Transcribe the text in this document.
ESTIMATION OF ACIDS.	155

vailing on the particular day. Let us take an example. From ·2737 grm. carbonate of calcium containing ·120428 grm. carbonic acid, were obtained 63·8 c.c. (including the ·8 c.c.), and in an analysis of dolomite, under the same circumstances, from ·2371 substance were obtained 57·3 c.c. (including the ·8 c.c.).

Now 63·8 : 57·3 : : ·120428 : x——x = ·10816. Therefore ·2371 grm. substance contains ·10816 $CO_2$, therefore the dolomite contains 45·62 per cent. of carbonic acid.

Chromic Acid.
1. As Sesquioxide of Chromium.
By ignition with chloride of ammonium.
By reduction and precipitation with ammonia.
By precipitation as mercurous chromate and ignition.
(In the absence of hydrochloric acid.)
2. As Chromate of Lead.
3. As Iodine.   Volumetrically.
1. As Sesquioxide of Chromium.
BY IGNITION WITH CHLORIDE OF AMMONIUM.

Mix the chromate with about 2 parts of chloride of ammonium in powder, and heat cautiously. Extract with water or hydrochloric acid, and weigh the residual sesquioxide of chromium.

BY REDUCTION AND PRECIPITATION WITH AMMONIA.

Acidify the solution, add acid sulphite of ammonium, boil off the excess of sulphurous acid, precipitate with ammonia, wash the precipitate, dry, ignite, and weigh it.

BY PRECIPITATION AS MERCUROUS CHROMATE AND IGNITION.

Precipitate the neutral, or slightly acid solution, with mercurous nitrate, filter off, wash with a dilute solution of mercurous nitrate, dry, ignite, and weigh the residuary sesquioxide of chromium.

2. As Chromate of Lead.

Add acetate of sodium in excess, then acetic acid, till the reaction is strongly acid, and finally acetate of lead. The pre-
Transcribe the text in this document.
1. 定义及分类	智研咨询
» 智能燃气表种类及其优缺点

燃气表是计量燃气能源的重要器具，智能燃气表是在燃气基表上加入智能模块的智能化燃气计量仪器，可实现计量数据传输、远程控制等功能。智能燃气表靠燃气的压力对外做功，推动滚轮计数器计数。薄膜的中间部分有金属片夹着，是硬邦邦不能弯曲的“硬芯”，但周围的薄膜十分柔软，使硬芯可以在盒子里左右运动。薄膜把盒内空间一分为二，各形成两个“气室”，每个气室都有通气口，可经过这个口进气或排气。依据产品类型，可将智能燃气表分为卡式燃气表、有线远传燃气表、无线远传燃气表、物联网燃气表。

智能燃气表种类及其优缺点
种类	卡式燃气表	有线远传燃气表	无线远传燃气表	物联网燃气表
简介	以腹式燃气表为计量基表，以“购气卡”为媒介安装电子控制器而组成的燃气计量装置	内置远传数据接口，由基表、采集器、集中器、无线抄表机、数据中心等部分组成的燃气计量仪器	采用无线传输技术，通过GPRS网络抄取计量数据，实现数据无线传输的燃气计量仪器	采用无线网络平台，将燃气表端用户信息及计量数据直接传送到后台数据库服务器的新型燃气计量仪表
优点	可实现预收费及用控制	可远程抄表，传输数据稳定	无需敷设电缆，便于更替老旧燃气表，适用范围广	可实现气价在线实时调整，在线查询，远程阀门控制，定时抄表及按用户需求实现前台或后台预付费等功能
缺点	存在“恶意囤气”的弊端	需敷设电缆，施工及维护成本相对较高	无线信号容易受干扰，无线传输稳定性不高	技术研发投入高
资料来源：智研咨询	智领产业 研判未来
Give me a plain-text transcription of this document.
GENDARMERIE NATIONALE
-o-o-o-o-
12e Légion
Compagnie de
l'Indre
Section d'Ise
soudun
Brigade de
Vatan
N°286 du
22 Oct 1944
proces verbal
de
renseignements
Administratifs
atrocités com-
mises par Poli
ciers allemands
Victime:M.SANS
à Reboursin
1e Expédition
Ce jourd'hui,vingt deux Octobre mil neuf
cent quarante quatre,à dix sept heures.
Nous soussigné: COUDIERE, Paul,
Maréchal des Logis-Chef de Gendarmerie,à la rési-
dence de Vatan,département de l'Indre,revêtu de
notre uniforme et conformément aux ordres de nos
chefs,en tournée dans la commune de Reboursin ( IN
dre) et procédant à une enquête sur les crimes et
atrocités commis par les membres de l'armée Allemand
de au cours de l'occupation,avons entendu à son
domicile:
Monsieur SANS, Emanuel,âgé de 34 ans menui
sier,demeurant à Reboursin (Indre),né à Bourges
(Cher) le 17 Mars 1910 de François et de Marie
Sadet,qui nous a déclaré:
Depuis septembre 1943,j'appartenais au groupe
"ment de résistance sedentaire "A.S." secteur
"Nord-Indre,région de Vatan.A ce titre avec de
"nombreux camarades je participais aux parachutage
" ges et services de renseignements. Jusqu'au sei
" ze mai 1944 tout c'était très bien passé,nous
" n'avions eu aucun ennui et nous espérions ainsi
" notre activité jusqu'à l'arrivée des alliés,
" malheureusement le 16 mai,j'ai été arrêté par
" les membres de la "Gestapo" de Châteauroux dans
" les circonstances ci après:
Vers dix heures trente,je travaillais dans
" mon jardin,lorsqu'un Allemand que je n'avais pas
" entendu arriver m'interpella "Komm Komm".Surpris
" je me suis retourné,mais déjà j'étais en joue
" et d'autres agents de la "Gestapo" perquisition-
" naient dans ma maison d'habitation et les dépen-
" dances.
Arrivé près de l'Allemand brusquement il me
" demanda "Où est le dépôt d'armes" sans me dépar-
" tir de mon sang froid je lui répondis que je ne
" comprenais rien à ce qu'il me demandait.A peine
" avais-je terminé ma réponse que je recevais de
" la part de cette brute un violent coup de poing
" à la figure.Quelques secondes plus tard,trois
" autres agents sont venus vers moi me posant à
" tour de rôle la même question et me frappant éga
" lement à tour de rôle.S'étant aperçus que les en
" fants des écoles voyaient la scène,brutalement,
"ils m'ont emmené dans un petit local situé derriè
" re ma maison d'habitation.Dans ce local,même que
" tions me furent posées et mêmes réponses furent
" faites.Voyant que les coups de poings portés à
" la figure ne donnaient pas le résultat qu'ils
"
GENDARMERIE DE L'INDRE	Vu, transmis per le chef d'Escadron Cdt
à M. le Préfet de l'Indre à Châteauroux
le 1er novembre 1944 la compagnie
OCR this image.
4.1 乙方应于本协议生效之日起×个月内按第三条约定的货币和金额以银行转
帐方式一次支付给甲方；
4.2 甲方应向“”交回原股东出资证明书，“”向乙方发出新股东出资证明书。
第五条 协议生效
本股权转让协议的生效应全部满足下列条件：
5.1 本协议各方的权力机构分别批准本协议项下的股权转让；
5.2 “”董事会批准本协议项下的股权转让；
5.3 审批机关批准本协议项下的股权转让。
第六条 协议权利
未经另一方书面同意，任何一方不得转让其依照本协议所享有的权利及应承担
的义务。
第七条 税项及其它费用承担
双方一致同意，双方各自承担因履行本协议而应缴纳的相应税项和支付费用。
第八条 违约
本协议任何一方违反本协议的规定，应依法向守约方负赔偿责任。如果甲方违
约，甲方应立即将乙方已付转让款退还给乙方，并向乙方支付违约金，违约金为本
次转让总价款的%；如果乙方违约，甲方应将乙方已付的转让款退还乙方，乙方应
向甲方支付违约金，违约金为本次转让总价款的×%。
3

++++++

### To do
Copy every line of the material in which the word "renseignements" occurs.

### Solution to this exercise
renseignements
" ges et services de renseignements. Jusqu'au sei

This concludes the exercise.